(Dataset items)
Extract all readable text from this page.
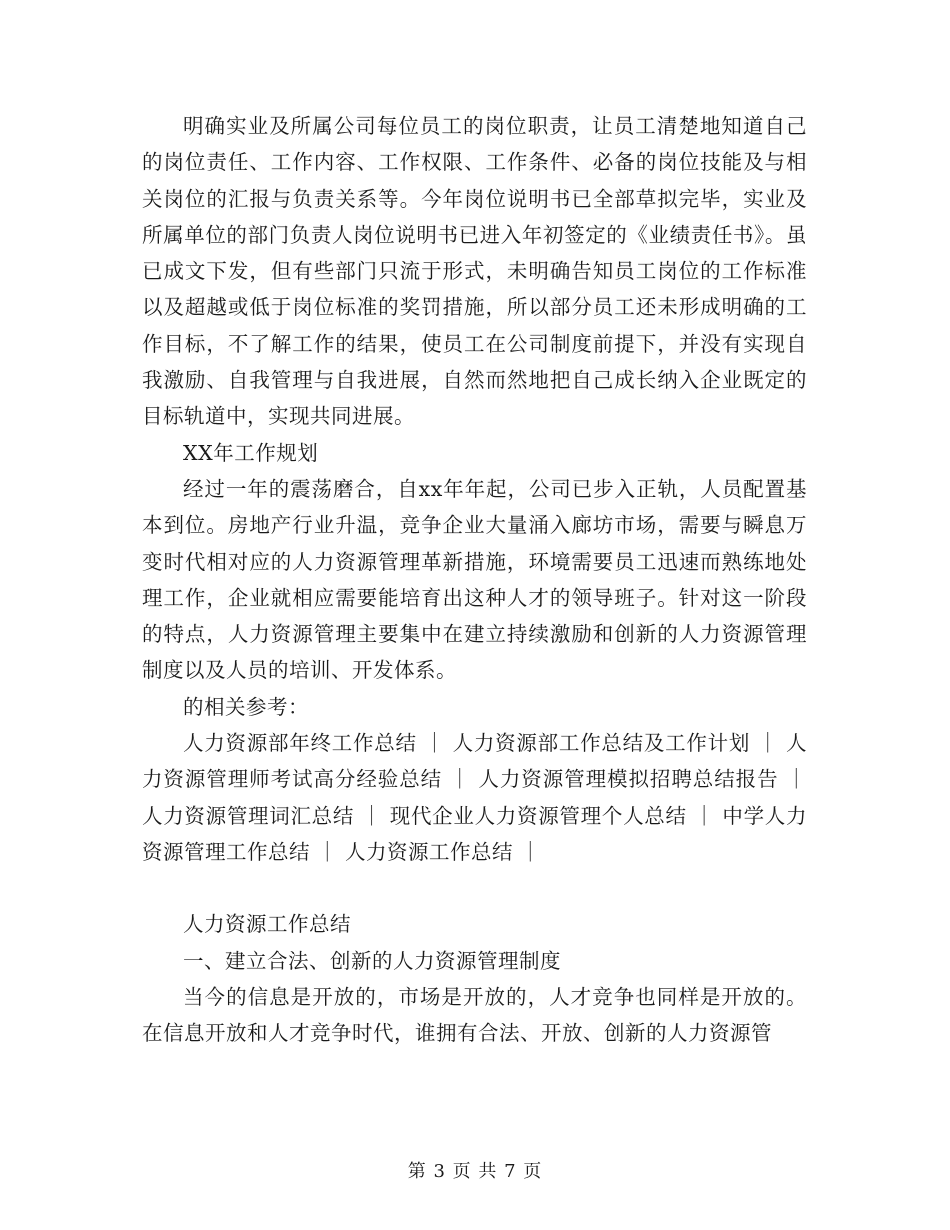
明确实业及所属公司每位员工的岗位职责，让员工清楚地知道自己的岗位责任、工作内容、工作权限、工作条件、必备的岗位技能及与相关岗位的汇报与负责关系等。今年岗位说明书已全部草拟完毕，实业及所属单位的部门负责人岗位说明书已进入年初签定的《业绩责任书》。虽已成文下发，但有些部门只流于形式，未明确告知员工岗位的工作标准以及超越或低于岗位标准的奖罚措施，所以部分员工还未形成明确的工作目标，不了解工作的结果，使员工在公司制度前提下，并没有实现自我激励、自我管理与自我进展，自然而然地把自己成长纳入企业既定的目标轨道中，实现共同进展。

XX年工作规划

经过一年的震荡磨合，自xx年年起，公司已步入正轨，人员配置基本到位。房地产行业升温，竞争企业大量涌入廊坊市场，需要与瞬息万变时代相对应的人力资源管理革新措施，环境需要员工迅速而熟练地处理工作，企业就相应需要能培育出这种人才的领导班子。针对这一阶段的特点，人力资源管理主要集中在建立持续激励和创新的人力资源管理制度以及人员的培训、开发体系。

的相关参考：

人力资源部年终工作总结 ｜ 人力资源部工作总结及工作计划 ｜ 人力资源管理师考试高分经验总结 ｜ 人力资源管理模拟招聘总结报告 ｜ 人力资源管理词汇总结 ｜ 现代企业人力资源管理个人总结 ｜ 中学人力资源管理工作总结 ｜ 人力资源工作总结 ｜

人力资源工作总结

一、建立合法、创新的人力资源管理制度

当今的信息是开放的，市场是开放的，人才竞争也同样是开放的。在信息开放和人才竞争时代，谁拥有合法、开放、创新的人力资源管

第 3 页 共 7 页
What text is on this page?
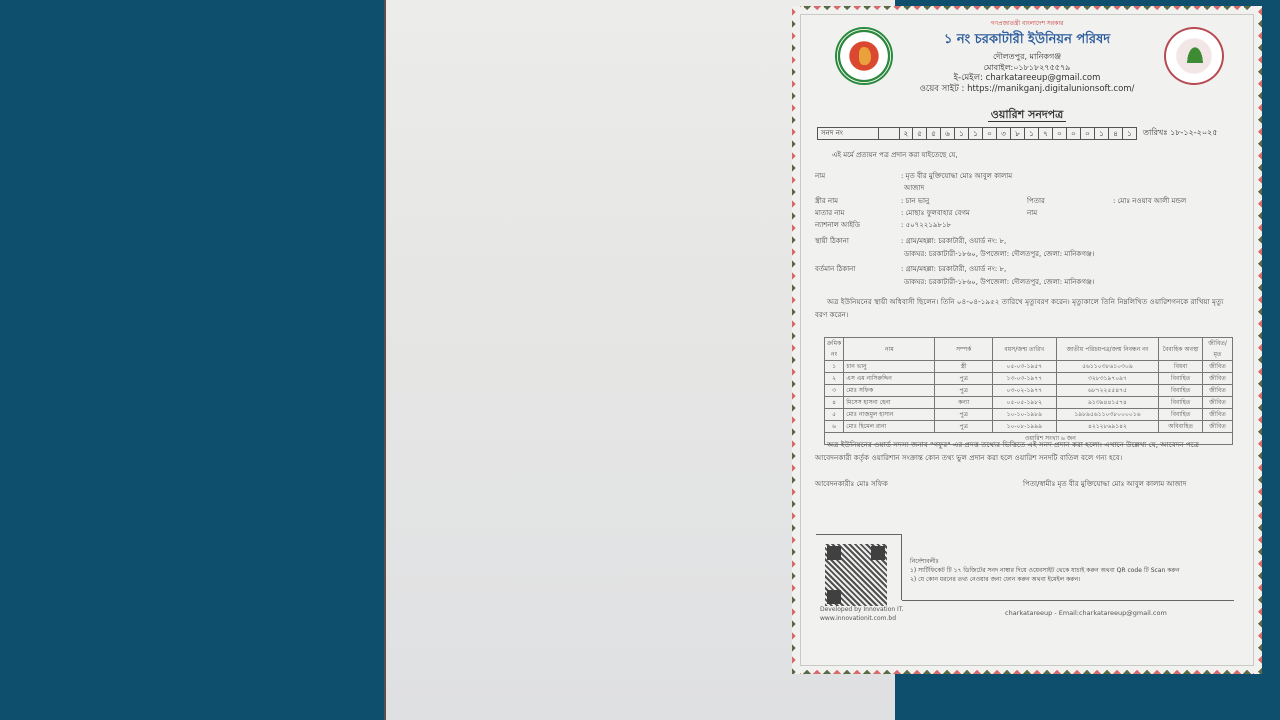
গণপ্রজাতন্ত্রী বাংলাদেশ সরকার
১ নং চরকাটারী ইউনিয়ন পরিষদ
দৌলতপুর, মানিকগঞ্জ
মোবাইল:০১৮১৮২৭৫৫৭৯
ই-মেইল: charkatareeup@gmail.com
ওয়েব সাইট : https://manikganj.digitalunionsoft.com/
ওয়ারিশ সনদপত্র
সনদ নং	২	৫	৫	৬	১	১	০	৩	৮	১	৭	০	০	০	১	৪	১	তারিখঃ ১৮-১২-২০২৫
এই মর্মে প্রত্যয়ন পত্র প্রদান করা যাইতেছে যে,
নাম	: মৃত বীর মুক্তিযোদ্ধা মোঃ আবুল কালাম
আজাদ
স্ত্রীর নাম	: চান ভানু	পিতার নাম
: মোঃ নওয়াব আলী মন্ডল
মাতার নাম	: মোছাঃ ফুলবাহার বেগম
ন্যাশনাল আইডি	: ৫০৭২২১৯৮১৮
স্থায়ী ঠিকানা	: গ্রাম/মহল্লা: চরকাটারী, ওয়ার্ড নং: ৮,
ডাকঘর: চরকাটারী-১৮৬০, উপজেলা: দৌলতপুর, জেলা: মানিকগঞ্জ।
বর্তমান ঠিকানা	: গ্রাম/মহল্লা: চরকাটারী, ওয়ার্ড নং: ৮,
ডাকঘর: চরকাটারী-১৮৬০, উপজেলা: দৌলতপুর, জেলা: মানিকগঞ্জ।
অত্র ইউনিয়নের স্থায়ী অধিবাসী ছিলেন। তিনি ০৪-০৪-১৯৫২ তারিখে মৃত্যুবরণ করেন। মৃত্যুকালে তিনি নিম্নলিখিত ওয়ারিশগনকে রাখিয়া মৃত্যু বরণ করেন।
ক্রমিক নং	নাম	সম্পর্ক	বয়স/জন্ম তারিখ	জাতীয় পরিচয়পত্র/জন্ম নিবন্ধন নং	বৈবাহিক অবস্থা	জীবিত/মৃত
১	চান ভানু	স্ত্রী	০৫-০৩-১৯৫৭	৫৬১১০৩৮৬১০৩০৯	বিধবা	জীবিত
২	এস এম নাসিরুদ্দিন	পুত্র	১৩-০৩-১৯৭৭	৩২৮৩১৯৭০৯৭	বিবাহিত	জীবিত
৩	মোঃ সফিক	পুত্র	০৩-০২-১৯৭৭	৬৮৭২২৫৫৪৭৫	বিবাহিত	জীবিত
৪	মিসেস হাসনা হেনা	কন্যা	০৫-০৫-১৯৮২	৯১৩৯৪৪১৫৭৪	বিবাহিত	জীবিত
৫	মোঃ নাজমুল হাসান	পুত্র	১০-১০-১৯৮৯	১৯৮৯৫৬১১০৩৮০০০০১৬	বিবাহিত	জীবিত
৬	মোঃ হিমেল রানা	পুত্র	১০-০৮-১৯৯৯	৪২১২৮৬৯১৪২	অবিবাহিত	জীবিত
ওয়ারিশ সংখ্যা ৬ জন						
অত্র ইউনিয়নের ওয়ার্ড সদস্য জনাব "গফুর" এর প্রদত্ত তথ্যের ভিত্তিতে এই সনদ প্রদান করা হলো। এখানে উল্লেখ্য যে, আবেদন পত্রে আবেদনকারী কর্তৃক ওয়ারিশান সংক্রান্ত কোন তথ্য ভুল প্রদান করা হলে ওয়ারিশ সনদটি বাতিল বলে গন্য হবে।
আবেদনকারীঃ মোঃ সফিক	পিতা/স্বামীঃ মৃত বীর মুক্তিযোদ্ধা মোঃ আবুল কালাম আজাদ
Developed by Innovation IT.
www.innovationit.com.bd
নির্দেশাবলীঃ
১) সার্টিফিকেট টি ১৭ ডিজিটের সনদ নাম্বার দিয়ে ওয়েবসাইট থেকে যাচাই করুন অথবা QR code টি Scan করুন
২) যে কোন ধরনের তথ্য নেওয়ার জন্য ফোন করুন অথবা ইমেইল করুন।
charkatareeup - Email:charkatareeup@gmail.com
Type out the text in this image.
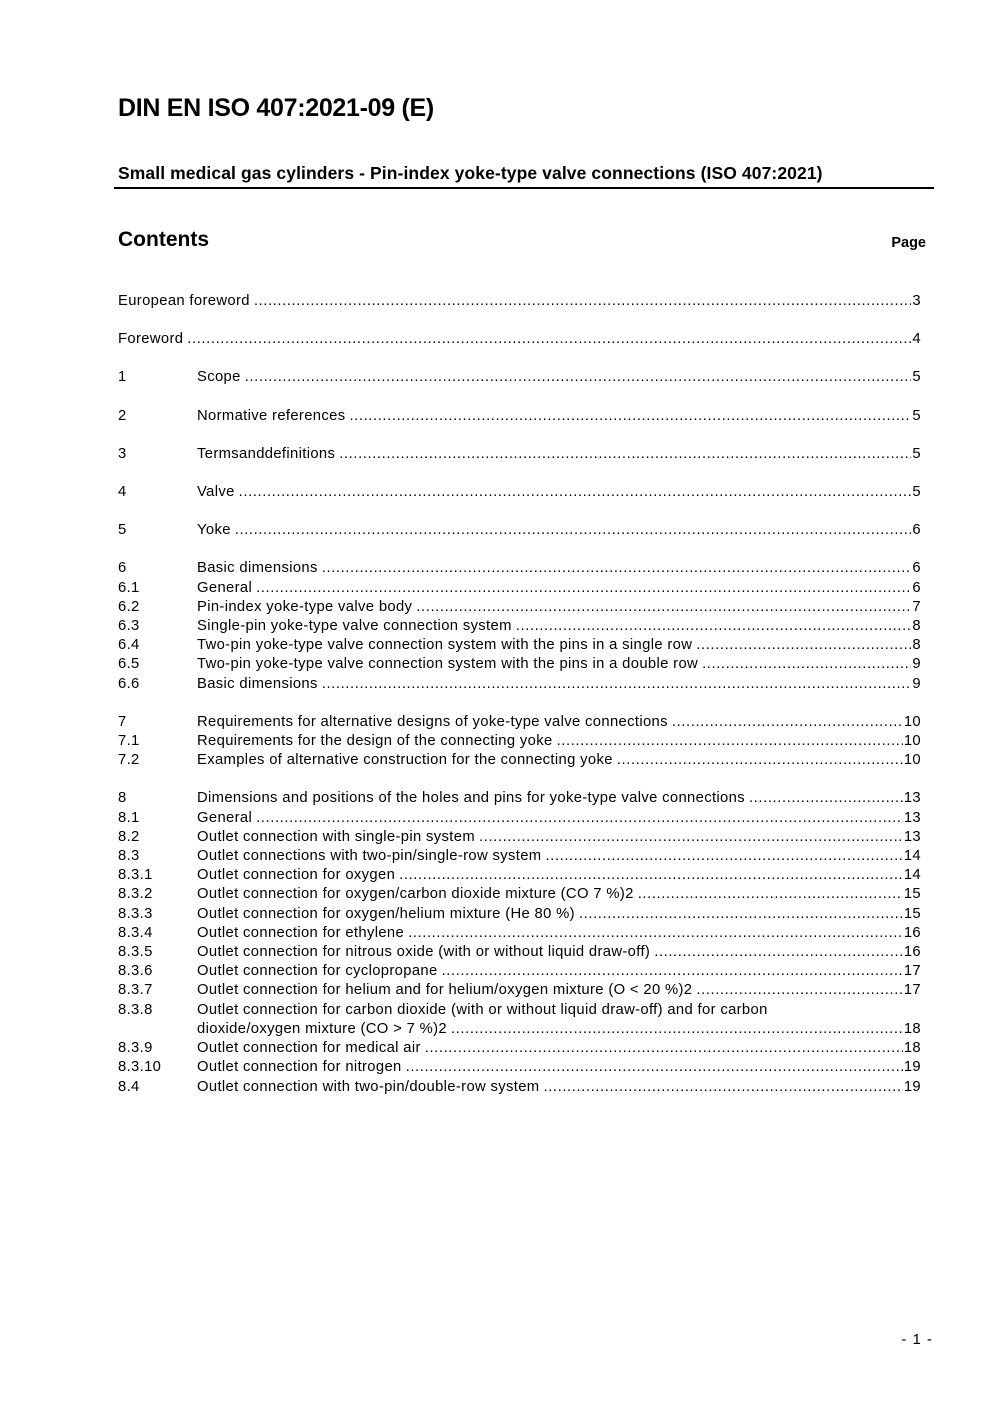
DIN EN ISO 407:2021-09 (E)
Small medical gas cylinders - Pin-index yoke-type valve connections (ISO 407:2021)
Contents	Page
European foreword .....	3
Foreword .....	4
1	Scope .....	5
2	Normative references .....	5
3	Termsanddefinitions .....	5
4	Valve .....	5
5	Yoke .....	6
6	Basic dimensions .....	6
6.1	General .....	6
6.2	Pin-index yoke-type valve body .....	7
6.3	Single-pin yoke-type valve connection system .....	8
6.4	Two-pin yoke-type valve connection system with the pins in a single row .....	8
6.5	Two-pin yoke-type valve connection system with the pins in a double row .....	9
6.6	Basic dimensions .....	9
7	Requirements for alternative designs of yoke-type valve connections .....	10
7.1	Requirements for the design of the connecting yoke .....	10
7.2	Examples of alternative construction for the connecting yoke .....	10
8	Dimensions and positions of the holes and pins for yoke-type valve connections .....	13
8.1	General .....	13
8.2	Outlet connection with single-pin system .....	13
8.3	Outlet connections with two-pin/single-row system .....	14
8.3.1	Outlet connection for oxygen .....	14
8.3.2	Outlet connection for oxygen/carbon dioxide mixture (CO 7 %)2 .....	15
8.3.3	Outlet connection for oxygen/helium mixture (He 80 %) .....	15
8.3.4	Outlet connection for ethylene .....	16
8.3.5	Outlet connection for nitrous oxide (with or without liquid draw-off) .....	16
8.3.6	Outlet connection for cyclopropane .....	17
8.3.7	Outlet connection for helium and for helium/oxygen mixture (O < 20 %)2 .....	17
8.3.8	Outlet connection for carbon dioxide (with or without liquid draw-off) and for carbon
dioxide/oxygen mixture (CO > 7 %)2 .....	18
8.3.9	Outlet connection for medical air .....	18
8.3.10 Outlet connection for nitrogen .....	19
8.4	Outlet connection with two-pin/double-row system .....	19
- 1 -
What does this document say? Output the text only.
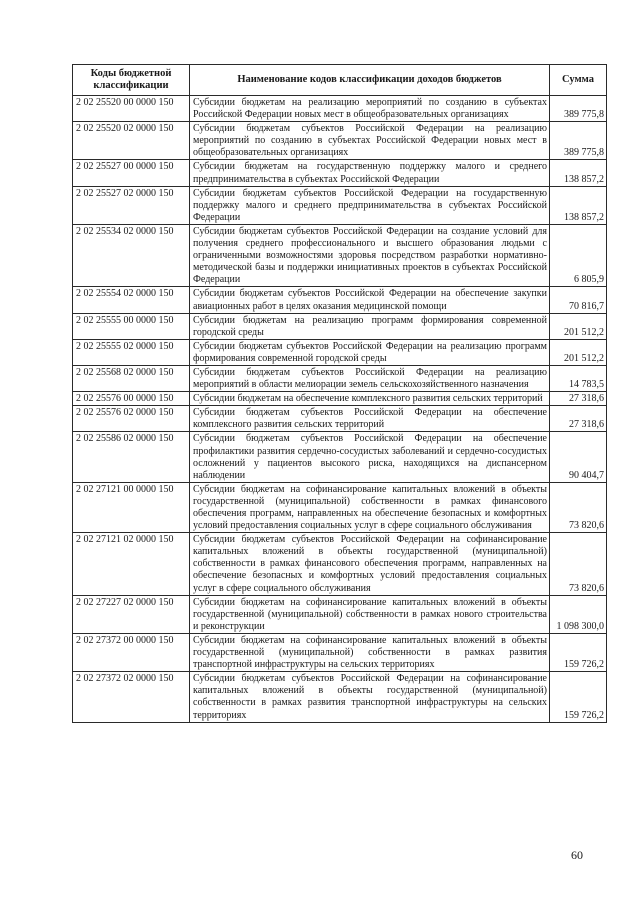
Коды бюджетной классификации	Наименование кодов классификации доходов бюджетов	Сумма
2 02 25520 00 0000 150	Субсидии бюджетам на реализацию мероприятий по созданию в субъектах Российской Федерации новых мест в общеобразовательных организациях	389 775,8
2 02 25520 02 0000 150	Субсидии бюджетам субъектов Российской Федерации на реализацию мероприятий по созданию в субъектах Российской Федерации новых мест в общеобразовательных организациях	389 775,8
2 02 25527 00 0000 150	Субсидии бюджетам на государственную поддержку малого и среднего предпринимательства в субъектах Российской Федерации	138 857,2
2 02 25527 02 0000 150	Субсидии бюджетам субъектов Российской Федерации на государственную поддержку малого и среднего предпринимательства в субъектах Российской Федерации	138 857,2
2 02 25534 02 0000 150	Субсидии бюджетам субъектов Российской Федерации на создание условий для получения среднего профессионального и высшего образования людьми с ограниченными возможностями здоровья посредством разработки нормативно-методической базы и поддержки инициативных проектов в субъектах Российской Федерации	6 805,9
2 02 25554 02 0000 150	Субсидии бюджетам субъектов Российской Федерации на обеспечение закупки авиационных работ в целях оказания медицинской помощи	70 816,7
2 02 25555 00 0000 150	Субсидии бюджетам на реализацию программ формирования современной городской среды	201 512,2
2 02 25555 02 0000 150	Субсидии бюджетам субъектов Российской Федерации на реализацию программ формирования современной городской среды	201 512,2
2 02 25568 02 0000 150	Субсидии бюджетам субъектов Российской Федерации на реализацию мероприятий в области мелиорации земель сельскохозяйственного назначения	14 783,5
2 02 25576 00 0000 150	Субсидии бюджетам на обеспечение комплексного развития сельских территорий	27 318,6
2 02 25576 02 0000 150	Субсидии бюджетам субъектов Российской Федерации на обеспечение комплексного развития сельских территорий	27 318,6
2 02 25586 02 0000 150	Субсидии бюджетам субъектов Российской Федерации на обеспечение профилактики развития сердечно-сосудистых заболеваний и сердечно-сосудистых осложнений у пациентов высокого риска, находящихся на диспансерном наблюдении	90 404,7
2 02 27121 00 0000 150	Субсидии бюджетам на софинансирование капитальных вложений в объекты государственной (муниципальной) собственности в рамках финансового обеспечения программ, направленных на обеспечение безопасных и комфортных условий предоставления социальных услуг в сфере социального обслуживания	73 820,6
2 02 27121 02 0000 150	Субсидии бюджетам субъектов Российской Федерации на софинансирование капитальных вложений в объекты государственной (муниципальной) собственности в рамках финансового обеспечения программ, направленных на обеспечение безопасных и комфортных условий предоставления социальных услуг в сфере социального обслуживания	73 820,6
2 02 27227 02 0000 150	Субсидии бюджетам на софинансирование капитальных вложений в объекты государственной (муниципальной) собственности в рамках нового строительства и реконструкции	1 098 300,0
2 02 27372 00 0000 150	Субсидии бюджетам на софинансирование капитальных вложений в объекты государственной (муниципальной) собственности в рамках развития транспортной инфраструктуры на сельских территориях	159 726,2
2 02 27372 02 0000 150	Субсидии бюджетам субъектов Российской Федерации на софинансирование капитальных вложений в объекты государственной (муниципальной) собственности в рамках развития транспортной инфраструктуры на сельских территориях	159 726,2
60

(GIVEN TASK) Using the data above, copy each line that contains "Requirements".

(RESPONSE TO THIS EXERCISE)
7	Requirements for alternative designs of yoke-type valve connections .....	10
7.1	Requirements for the design of the connecting yoke .....	10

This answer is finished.